▶ Task objective
Retype every entry word for word.
** begin Entries provided **
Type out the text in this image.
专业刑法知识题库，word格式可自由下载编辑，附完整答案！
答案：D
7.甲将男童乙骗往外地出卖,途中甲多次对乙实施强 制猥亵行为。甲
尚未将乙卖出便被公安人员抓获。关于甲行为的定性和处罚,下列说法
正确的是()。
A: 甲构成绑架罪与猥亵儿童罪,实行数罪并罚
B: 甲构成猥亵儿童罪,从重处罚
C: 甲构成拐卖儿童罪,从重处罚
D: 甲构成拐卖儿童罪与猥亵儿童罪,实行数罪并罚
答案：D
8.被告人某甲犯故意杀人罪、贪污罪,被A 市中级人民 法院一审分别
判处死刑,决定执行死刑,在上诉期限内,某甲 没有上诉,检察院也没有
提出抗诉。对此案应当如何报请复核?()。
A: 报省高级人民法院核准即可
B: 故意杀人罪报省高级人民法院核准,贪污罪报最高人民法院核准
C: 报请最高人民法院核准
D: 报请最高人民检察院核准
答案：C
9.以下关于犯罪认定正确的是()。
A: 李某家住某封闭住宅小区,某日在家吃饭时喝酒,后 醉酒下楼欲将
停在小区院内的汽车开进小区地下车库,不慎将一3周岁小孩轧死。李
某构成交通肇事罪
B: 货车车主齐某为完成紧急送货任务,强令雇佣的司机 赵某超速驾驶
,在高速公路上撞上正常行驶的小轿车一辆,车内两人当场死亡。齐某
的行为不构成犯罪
** end Entries provided **
▶ Solution
Type out the text in this image.
专业刑法知识题库，word格式可自由下载编辑，附完整答案！
答案：D
7.甲将男童乙骗往外地出卖,途中甲多次对乙实施强 制猥亵行为。甲
尚未将乙卖出便被公安人员抓获。关于甲行为的定性和处罚,下列说法
正确的是()。
A: 甲构成绑架罪与猥亵儿童罪,实行数罪并罚
B: 甲构成猥亵儿童罪,从重处罚
C: 甲构成拐卖儿童罪,从重处罚
D: 甲构成拐卖儿童罪与猥亵儿童罪,实行数罪并罚
答案：D
8.被告人某甲犯故意杀人罪、贪污罪,被A 市中级人民 法院一审分别
判处死刑,决定执行死刑,在上诉期限内,某甲 没有上诉,检察院也没有
提出抗诉。对此案应当如何报请复核?()。
A: 报省高级人民法院核准即可
B: 故意杀人罪报省高级人民法院核准,贪污罪报最高人民法院核准
C: 报请最高人民法院核准
D: 报请最高人民检察院核准
答案：C
9.以下关于犯罪认定正确的是()。
A: 李某家住某封闭住宅小区,某日在家吃饭时喝酒,后 醉酒下楼欲将
停在小区院内的汽车开进小区地下车库,不慎将一3周岁小孩轧死。李
某构成交通肇事罪
B: 货车车主齐某为完成紧急送货任务,强令雇佣的司机 赵某超速驾驶
,在高速公路上撞上正常行驶的小轿车一辆,车内两人当场死亡。齐某
的行为不构成犯罪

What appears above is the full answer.